--- Start ---

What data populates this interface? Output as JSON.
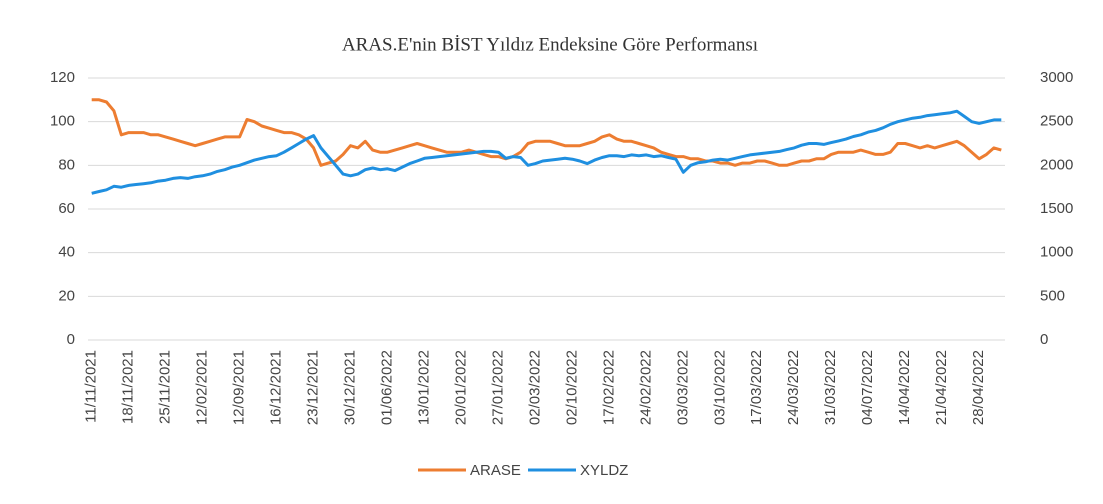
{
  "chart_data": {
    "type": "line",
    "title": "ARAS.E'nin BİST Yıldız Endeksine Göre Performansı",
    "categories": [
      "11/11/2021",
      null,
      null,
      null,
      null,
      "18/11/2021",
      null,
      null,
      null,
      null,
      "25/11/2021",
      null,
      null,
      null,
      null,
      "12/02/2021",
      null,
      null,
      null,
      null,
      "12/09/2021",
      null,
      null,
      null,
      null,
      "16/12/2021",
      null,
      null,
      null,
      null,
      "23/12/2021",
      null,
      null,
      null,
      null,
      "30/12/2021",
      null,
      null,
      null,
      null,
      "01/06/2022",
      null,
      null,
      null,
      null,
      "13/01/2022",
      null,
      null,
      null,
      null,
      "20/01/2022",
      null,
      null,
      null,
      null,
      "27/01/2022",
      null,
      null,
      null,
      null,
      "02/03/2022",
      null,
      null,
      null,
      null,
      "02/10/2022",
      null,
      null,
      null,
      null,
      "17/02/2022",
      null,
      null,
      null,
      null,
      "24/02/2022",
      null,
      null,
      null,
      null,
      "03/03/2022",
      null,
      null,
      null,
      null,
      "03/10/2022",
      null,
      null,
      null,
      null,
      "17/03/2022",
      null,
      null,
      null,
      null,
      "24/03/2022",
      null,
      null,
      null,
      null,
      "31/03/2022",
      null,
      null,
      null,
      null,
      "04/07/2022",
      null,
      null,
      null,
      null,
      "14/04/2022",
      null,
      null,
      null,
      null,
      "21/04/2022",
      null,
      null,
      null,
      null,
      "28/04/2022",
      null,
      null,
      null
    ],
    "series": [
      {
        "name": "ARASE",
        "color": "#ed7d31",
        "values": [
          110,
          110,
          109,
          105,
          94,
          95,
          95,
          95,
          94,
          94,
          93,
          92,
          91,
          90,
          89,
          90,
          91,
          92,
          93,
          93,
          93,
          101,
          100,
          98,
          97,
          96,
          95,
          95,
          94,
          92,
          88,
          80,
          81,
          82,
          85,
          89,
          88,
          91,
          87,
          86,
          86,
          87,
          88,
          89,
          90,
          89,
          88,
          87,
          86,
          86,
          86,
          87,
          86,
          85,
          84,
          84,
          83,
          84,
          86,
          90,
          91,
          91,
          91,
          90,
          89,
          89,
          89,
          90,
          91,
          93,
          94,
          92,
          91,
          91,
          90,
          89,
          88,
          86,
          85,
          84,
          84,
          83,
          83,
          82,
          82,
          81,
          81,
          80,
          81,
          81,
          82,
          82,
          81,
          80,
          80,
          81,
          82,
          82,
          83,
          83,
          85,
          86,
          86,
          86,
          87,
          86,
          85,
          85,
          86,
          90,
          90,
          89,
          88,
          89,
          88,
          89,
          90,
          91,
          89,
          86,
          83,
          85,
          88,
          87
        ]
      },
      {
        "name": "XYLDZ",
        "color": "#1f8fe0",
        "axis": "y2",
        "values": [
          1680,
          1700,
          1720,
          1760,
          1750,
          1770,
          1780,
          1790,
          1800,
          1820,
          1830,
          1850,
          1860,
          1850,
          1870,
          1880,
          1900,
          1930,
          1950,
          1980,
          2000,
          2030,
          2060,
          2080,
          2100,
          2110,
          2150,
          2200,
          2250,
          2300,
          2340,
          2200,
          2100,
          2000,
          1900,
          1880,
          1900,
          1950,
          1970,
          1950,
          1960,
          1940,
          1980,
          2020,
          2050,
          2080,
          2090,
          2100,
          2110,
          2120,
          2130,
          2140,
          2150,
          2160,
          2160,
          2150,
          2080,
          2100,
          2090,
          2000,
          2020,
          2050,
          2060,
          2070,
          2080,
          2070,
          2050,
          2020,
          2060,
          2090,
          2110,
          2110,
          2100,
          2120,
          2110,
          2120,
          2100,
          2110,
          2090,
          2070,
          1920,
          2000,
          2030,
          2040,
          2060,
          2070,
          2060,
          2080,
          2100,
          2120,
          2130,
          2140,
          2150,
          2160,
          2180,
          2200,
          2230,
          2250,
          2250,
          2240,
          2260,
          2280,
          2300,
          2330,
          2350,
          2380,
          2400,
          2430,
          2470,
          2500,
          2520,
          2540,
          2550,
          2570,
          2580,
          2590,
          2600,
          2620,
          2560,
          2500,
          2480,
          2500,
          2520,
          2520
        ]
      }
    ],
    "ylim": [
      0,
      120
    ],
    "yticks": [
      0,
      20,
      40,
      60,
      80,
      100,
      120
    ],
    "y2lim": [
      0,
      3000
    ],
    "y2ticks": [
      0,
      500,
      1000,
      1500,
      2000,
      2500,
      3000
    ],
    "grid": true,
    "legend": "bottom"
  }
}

--- End ---

WORK TO DO: Copy each line above precisely, dropping the pictures.

EXPECTED ANSWER:
What data populates this interface? Output as JSON.
{
  "chart_data": {
    "type": "line",
    "title": "ARAS.E'nin BİST Yıldız Endeksine Göre Performansı",
    "categories": [
      "11/11/2021",
      null,
      null,
      null,
      null,
      "18/11/2021",
      null,
      null,
      null,
      null,
      "25/11/2021",
      null,
      null,
      null,
      null,
      "12/02/2021",
      null,
      null,
      null,
      null,
      "12/09/2021",
      null,
      null,
      null,
      null,
      "16/12/2021",
      null,
      null,
      null,
      null,
      "23/12/2021",
      null,
      null,
      null,
      null,
      "30/12/2021",
      null,
      null,
      null,
      null,
      "01/06/2022",
      null,
      null,
      null,
      null,
      "13/01/2022",
      null,
      null,
      null,
      null,
      "20/01/2022",
      null,
      null,
      null,
      null,
      "27/01/2022",
      null,
      null,
      null,
      null,
      "02/03/2022",
      null,
      null,
      null,
      null,
      "02/10/2022",
      null,
      null,
      null,
      null,
      "17/02/2022",
      null,
      null,
      null,
      null,
      "24/02/2022",
      null,
      null,
      null,
      null,
      "03/03/2022",
      null,
      null,
      null,
      null,
      "03/10/2022",
      null,
      null,
      null,
      null,
      "17/03/2022",
      null,
      null,
      null,
      null,
      "24/03/2022",
      null,
      null,
      null,
      null,
      "31/03/2022",
      null,
      null,
      null,
      null,
      "04/07/2022",
      null,
      null,
      null,
      null,
      "14/04/2022",
      null,
      null,
      null,
      null,
      "21/04/2022",
      null,
      null,
      null,
      null,
      "28/04/2022",
      null,
      null,
      null
    ],
    "series": [
      {
        "name": "ARASE",
        "color": "#ed7d31",
        "values": [
          110,
          110,
          109,
          105,
          94,
          95,
          95,
          95,
          94,
          94,
          93,
          92,
          91,
          90,
          89,
          90,
          91,
          92,
          93,
          93,
          93,
          101,
          100,
          98,
          97,
          96,
          95,
          95,
          94,
          92,
          88,
          80,
          81,
          82,
          85,
          89,
          88,
          91,
          87,
          86,
          86,
          87,
          88,
          89,
          90,
          89,
          88,
          87,
          86,
          86,
          86,
          87,
          86,
          85,
          84,
          84,
          83,
          84,
          86,
          90,
          91,
          91,
          91,
          90,
          89,
          89,
          89,
          90,
          91,
          93,
          94,
          92,
          91,
          91,
          90,
          89,
          88,
          86,
          85,
          84,
          84,
          83,
          83,
          82,
          82,
          81,
          81,
          80,
          81,
          81,
          82,
          82,
          81,
          80,
          80,
          81,
          82,
          82,
          83,
          83,
          85,
          86,
          86,
          86,
          87,
          86,
          85,
          85,
          86,
          90,
          90,
          89,
          88,
          89,
          88,
          89,
          90,
          91,
          89,
          86,
          83,
          85,
          88,
          87
        ]
      },
      {
        "name": "XYLDZ",
        "color": "#1f8fe0",
        "axis": "y2",
        "values": [
          1680,
          1700,
          1720,
          1760,
          1750,
          1770,
          1780,
          1790,
          1800,
          1820,
          1830,
          1850,
          1860,
          1850,
          1870,
          1880,
          1900,
          1930,
          1950,
          1980,
          2000,
          2030,
          2060,
          2080,
          2100,
          2110,
          2150,
          2200,
          2250,
          2300,
          2340,
          2200,
          2100,
          2000,
          1900,
          1880,
          1900,
          1950,
          1970,
          1950,
          1960,
          1940,
          1980,
          2020,
          2050,
          2080,
          2090,
          2100,
          2110,
          2120,
          2130,
          2140,
          2150,
          2160,
          2160,
          2150,
          2080,
          2100,
          2090,
          2000,
          2020,
          2050,
          2060,
          2070,
          2080,
          2070,
          2050,
          2020,
          2060,
          2090,
          2110,
          2110,
          2100,
          2120,
          2110,
          2120,
          2100,
          2110,
          2090,
          2070,
          1920,
          2000,
          2030,
          2040,
          2060,
          2070,
          2060,
          2080,
          2100,
          2120,
          2130,
          2140,
          2150,
          2160,
          2180,
          2200,
          2230,
          2250,
          2250,
          2240,
          2260,
          2280,
          2300,
          2330,
          2350,
          2380,
          2400,
          2430,
          2470,
          2500,
          2520,
          2540,
          2550,
          2570,
          2580,
          2590,
          2600,
          2620,
          2560,
          2500,
          2480,
          2500,
          2520,
          2520
        ]
      }
    ],
    "ylim": [
      0,
      120
    ],
    "yticks": [
      0,
      20,
      40,
      60,
      80,
      100,
      120
    ],
    "y2lim": [
      0,
      3000
    ],
    "y2ticks": [
      0,
      500,
      1000,
      1500,
      2000,
      2500,
      3000
    ],
    "grid": true,
    "legend": "bottom"
  }
}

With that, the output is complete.